Stated exercise: Scan the lines below for the word "title". Copy each line you find it in.
· · · · ·
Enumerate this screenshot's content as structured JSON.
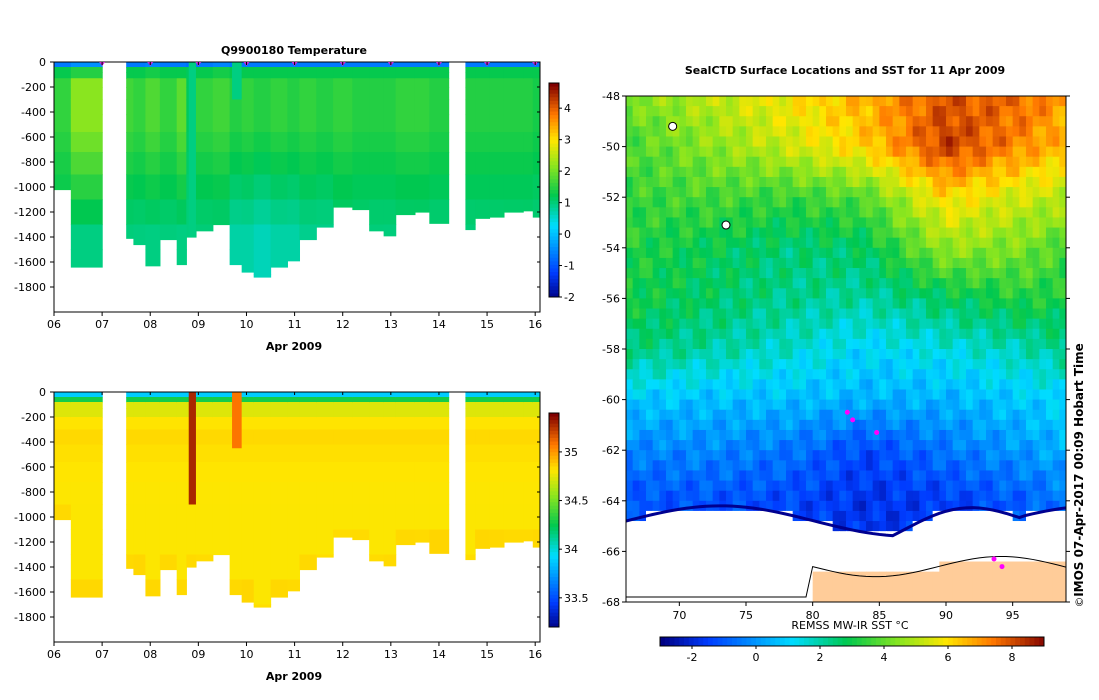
{
  "chart_data": [
    {
      "type": "heatmap",
      "title": "Q9900180  Temperature",
      "xlabel": "Apr 2009",
      "ylabel": "",
      "x_ticks": [
        "06",
        "07",
        "08",
        "09",
        "10",
        "11",
        "12",
        "13",
        "14",
        "15",
        "16"
      ],
      "y_ticks": [
        "0",
        "-200",
        "-400",
        "-600",
        "-800",
        "-1000",
        "-1200",
        "-1400",
        "-1600",
        "-1800"
      ],
      "xlim": [
        6,
        16.1
      ],
      "ylim": [
        -2000,
        0
      ],
      "colorbar": {
        "ticks": [
          "-2",
          "-1",
          "0",
          "1",
          "2",
          "3",
          "4"
        ],
        "range": [
          -2,
          4.8
        ]
      },
      "series_name": "temperature_profiles",
      "profiles": [
        {
          "x": 6.0,
          "width": 0.35,
          "max_depth": 1020,
          "top": 1.0,
          "mid": 1.6,
          "deep": 1.1
        },
        {
          "x": 6.35,
          "width": 0.65,
          "max_depth": 1640,
          "top": 1.2,
          "mid": 2.2,
          "deep": 1.0
        },
        {
          "x": 7.5,
          "width": 0.15,
          "max_depth": 1410,
          "top": 1.0,
          "mid": 1.7,
          "deep": 1.0
        },
        {
          "x": 7.65,
          "width": 0.25,
          "max_depth": 1460,
          "top": 1.0,
          "mid": 1.6,
          "deep": 1.0
        },
        {
          "x": 7.9,
          "width": 0.3,
          "max_depth": 1630,
          "top": 1.1,
          "mid": 1.8,
          "deep": 1.0
        },
        {
          "x": 8.2,
          "width": 0.35,
          "max_depth": 1420,
          "top": 1.0,
          "mid": 1.6,
          "deep": 1.0
        },
        {
          "x": 8.55,
          "width": 0.2,
          "max_depth": 1620,
          "top": 1.0,
          "mid": 1.9,
          "deep": 1.0
        },
        {
          "x": 8.75,
          "width": 0.2,
          "max_depth": 1400,
          "top": 0.9,
          "mid": 1.2,
          "deep": 1.0
        },
        {
          "x": 8.95,
          "width": 0.35,
          "max_depth": 1350,
          "top": 1.0,
          "mid": 1.6,
          "deep": 1.0
        },
        {
          "x": 9.3,
          "width": 0.35,
          "max_depth": 1300,
          "top": 1.1,
          "mid": 1.7,
          "deep": 1.0
        },
        {
          "x": 9.65,
          "width": 0.25,
          "max_depth": 1620,
          "top": 1.0,
          "mid": 1.5,
          "deep": 0.8
        },
        {
          "x": 9.9,
          "width": 0.25,
          "max_depth": 1680,
          "top": 1.0,
          "mid": 1.6,
          "deep": 0.8
        },
        {
          "x": 10.15,
          "width": 0.35,
          "max_depth": 1720,
          "top": 1.0,
          "mid": 1.5,
          "deep": 0.7
        },
        {
          "x": 10.5,
          "width": 0.35,
          "max_depth": 1640,
          "top": 1.0,
          "mid": 1.6,
          "deep": 0.8
        },
        {
          "x": 10.85,
          "width": 0.25,
          "max_depth": 1590,
          "top": 1.0,
          "mid": 1.5,
          "deep": 0.8
        },
        {
          "x": 11.1,
          "width": 0.35,
          "max_depth": 1420,
          "top": 1.0,
          "mid": 1.6,
          "deep": 0.9
        },
        {
          "x": 11.45,
          "width": 0.35,
          "max_depth": 1320,
          "top": 1.0,
          "mid": 1.5,
          "deep": 0.9
        },
        {
          "x": 11.8,
          "width": 0.4,
          "max_depth": 1160,
          "top": 1.0,
          "mid": 1.6,
          "deep": 1.0
        },
        {
          "x": 12.2,
          "width": 0.35,
          "max_depth": 1180,
          "top": 1.0,
          "mid": 1.5,
          "deep": 1.0
        },
        {
          "x": 12.55,
          "width": 0.3,
          "max_depth": 1350,
          "top": 1.0,
          "mid": 1.5,
          "deep": 1.0
        },
        {
          "x": 12.85,
          "width": 0.25,
          "max_depth": 1390,
          "top": 1.0,
          "mid": 1.5,
          "deep": 1.0
        },
        {
          "x": 13.1,
          "width": 0.4,
          "max_depth": 1220,
          "top": 1.0,
          "mid": 1.6,
          "deep": 1.0
        },
        {
          "x": 13.5,
          "width": 0.3,
          "max_depth": 1200,
          "top": 1.0,
          "mid": 1.6,
          "deep": 1.0
        },
        {
          "x": 13.8,
          "width": 0.4,
          "max_depth": 1290,
          "top": 1.0,
          "mid": 1.5,
          "deep": 1.0
        },
        {
          "x": 14.55,
          "width": 0.2,
          "max_depth": 1340,
          "top": 1.0,
          "mid": 1.5,
          "deep": 1.0
        },
        {
          "x": 14.75,
          "width": 0.3,
          "max_depth": 1250,
          "top": 1.0,
          "mid": 1.5,
          "deep": 1.0
        },
        {
          "x": 15.05,
          "width": 0.3,
          "max_depth": 1240,
          "top": 1.0,
          "mid": 1.5,
          "deep": 1.0
        },
        {
          "x": 15.35,
          "width": 0.4,
          "max_depth": 1200,
          "top": 1.0,
          "mid": 1.5,
          "deep": 1.0
        },
        {
          "x": 15.75,
          "width": 0.2,
          "max_depth": 1190,
          "top": 1.0,
          "mid": 1.5,
          "deep": 1.0
        },
        {
          "x": 15.95,
          "width": 0.15,
          "max_depth": 1240,
          "top": 1.0,
          "mid": 1.4,
          "deep": 1.0
        }
      ],
      "anomalies": [
        {
          "x": 8.8,
          "width": 0.15,
          "from": 0,
          "to": 1400,
          "value": 1.0
        },
        {
          "x": 9.7,
          "width": 0.2,
          "from": 0,
          "to": 300,
          "value": 1.0
        }
      ],
      "surface_markers_x": [
        7,
        8,
        9,
        10,
        11,
        12,
        13,
        14,
        15,
        16
      ]
    },
    {
      "type": "heatmap",
      "title": "",
      "xlabel": "Apr 2009",
      "ylabel": "",
      "x_ticks": [
        "06",
        "07",
        "08",
        "09",
        "10",
        "11",
        "12",
        "13",
        "14",
        "15",
        "16"
      ],
      "y_ticks": [
        "0",
        "-200",
        "-400",
        "-600",
        "-800",
        "-1000",
        "-1200",
        "-1400",
        "-1600",
        "-1800"
      ],
      "xlim": [
        6,
        16.1
      ],
      "ylim": [
        -2000,
        0
      ],
      "colorbar": {
        "ticks": [
          "33.5",
          "34",
          "34.5",
          "35"
        ],
        "range": [
          33.2,
          35.4
        ]
      },
      "series_name": "salinity_profiles",
      "anomalies": [
        {
          "x": 8.8,
          "width": 0.15,
          "from": 0,
          "to": 900,
          "value": 35.3
        },
        {
          "x": 9.7,
          "width": 0.2,
          "from": 0,
          "to": 450,
          "value": 35.1
        }
      ]
    },
    {
      "type": "heatmap",
      "title": "SealCTD  Surface Locations and SST for 11 Apr 2009",
      "xlabel": "REMSS MW-IR SST °C",
      "ylabel": "",
      "x_ticks": [
        "70",
        "75",
        "80",
        "85",
        "90",
        "95"
      ],
      "y_ticks": [
        "-48",
        "-50",
        "-52",
        "-54",
        "-56",
        "-58",
        "-60",
        "-62",
        "-64",
        "-66",
        "-68"
      ],
      "xlim": [
        66,
        99
      ],
      "ylim": [
        -68,
        -48
      ],
      "colorbar": {
        "ticks": [
          "-2",
          "0",
          "2",
          "4",
          "6",
          "8"
        ],
        "range": [
          -3,
          9
        ]
      },
      "sst_field": {
        "lon_nodes": [
          66,
          72,
          78,
          84,
          90,
          96,
          99
        ],
        "lat_nodes": [
          -48,
          -50,
          -52,
          -54,
          -56,
          -58,
          -60,
          -62,
          -64
        ],
        "values": [
          [
            4.2,
            5.0,
            5.8,
            6.6,
            7.8,
            7.5,
            6.8
          ],
          [
            3.6,
            4.4,
            5.2,
            6.2,
            8.2,
            7.0,
            6.4
          ],
          [
            3.4,
            3.6,
            3.4,
            3.8,
            6.0,
            5.2,
            5.0
          ],
          [
            3.2,
            2.8,
            2.4,
            2.6,
            4.6,
            4.2,
            3.6
          ],
          [
            3.0,
            2.6,
            2.2,
            2.0,
            2.6,
            3.2,
            3.0
          ],
          [
            2.4,
            2.0,
            1.6,
            1.0,
            1.4,
            1.8,
            2.2
          ],
          [
            0.8,
            0.6,
            0.6,
            0.4,
            0.4,
            0.8,
            1.0
          ],
          [
            -0.4,
            -0.3,
            -0.6,
            -1.4,
            -0.6,
            0.0,
            0.4
          ],
          [
            -1.2,
            -1.2,
            -1.4,
            -1.8,
            -1.6,
            -1.0,
            -0.6
          ]
        ]
      },
      "seal_positions": [
        {
          "lon": 82.6,
          "lat": -60.5
        },
        {
          "lon": 83.0,
          "lat": -60.8
        },
        {
          "lon": 84.8,
          "lat": -61.3
        },
        {
          "lon": 93.6,
          "lat": -66.3
        },
        {
          "lon": 94.2,
          "lat": -66.6
        }
      ],
      "islands": [
        {
          "lon": 69.5,
          "lat": -49.2
        },
        {
          "lon": 73.5,
          "lat": -53.1
        }
      ],
      "side_label": "IMOS 07-Apr-2017 00:09 Hobart Time",
      "copyright": "©"
    }
  ]
}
· · · · ·
Task response:
      "title": "Q9900180  Temperature",
      "title": "",
      "title": "SealCTD  Surface Locations and SST for 11 Apr 2009",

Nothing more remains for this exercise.